__GIVEN RECORDS__:
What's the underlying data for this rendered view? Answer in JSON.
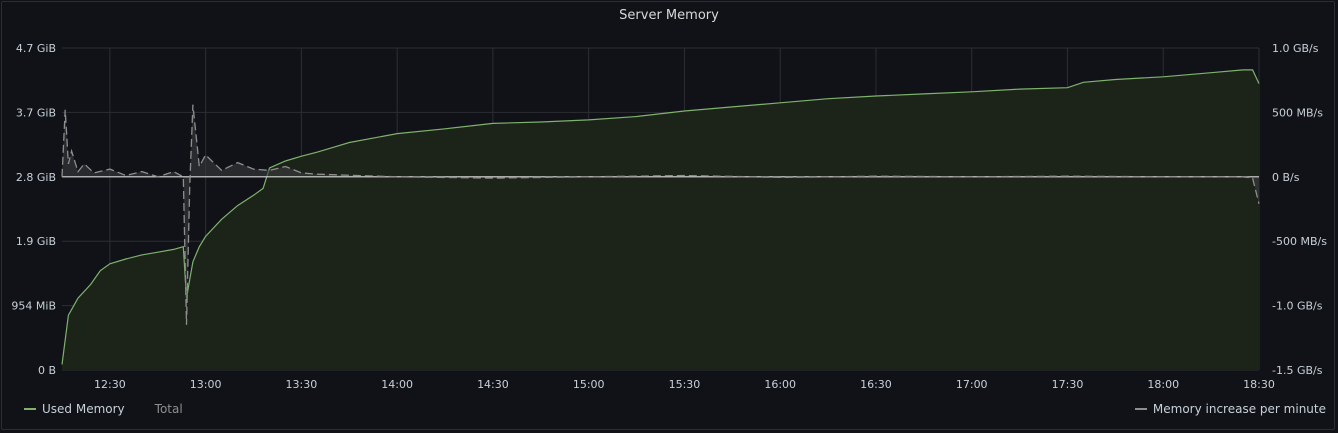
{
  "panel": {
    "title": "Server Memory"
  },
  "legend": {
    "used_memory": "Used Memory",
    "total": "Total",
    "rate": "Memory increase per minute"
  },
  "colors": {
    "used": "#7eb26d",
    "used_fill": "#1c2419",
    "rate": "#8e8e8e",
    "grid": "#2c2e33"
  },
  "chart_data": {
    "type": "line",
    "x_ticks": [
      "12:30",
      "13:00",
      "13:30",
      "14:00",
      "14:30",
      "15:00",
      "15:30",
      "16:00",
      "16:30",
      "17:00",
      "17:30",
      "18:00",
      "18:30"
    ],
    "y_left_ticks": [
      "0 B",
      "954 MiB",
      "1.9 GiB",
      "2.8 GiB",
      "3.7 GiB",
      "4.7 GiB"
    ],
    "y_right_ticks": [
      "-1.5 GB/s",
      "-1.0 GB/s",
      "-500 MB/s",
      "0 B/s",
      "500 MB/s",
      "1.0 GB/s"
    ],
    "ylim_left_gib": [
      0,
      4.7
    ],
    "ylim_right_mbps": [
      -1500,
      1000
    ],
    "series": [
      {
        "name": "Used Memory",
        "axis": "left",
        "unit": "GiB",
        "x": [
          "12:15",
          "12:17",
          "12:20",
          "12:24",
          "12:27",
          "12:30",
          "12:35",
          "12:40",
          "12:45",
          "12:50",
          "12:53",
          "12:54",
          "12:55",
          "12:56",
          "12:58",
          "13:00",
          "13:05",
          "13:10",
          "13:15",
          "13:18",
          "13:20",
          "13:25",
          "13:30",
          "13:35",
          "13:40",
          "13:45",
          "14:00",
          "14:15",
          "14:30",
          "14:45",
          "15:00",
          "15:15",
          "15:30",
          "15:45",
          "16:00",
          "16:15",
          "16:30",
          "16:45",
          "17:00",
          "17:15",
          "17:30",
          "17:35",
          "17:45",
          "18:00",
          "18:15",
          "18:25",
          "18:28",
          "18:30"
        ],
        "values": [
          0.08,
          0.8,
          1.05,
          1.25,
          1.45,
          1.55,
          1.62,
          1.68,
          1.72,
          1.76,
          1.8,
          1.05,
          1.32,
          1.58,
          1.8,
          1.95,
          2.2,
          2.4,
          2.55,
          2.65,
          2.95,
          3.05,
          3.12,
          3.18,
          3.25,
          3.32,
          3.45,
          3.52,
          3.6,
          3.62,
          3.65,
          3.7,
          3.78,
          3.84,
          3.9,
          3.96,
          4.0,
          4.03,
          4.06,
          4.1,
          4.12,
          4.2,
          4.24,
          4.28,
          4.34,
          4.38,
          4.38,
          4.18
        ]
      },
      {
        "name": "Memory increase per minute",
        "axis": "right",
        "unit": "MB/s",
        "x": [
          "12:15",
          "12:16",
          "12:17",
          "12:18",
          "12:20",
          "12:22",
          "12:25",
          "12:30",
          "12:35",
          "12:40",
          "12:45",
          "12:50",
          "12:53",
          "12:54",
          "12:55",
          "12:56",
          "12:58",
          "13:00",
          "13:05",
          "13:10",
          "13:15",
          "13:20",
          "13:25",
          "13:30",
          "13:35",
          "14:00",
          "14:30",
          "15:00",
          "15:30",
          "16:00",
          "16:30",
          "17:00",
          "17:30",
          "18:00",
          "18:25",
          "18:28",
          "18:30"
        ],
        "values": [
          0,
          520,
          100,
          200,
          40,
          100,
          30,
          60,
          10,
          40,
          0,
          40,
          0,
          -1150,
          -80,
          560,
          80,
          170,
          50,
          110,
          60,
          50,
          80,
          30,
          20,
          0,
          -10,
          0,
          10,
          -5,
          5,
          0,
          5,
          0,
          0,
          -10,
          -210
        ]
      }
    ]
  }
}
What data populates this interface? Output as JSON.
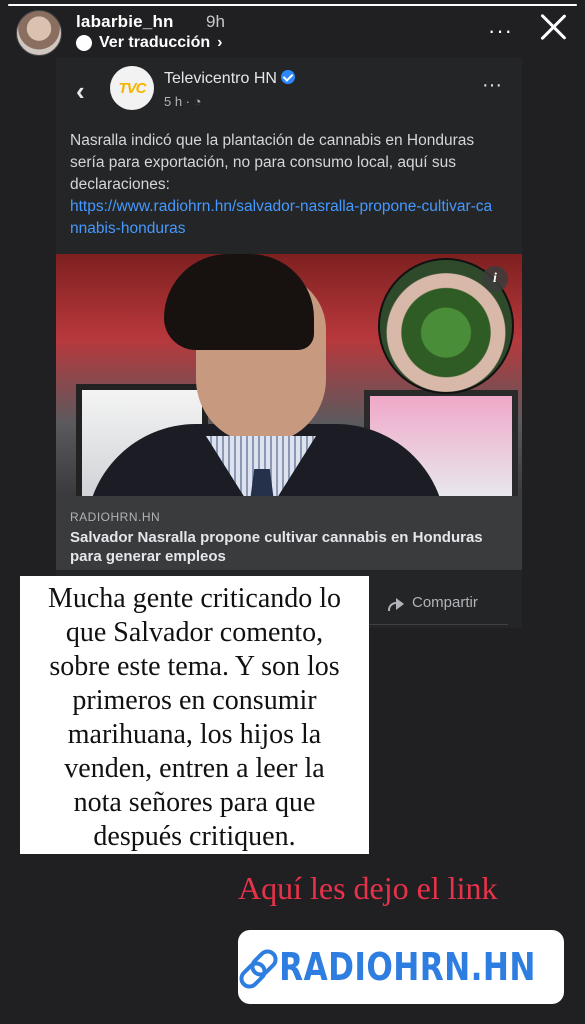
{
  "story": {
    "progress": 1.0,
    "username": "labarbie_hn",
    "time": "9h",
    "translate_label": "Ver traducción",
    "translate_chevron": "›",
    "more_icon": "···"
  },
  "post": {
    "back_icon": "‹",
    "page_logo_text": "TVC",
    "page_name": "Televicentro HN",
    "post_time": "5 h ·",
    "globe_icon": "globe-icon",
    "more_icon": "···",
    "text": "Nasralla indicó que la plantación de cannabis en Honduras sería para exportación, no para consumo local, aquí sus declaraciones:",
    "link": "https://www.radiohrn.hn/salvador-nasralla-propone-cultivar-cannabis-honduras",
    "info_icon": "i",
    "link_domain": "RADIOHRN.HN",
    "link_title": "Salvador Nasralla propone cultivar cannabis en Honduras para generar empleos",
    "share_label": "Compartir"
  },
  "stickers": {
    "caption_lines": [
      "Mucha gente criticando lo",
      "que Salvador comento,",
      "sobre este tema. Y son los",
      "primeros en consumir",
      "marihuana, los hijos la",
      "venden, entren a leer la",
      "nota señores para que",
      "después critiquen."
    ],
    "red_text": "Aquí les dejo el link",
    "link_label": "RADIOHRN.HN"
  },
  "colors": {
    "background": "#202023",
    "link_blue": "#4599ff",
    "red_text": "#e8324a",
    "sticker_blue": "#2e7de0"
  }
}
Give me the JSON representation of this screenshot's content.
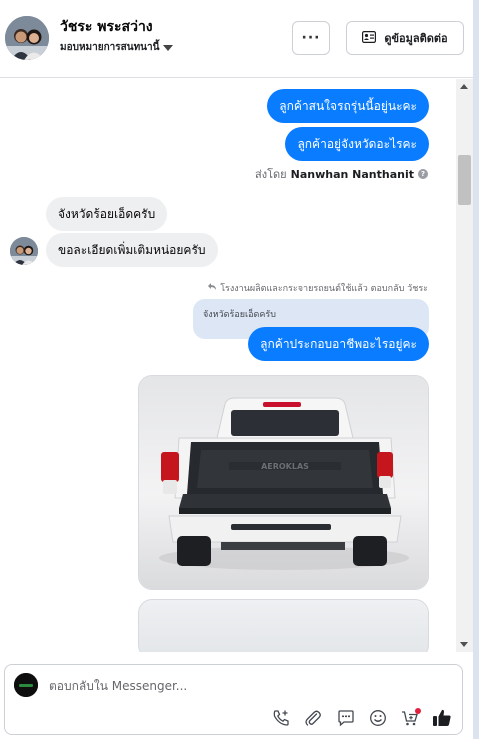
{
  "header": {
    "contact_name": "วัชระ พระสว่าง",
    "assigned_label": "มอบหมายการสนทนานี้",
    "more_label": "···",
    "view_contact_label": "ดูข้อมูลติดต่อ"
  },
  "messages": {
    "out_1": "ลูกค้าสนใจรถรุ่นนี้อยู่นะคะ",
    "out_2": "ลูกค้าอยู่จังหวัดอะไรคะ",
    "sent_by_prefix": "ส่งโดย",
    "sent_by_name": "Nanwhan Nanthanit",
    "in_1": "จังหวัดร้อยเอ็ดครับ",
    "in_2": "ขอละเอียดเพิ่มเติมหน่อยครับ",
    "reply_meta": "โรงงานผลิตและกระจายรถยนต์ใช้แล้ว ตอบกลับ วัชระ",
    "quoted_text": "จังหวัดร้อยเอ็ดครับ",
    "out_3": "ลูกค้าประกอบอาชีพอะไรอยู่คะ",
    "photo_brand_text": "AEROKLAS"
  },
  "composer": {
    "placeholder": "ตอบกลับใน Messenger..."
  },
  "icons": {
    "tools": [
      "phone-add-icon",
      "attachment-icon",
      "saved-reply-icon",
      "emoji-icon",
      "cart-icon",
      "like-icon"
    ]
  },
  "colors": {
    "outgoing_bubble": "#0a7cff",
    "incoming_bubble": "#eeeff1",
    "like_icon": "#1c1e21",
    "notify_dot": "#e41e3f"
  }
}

__THE EXERCISE__: Pull out all lines of the data with the string "ตอบกล".

__FINISHED ANSWER__:
    "reply_meta": "โรงงานผลิตและกระจายรถยนต์ใช้แล้ว ตอบกลับ วัชระ",
    "placeholder": "ตอบกลับใน Messenger..."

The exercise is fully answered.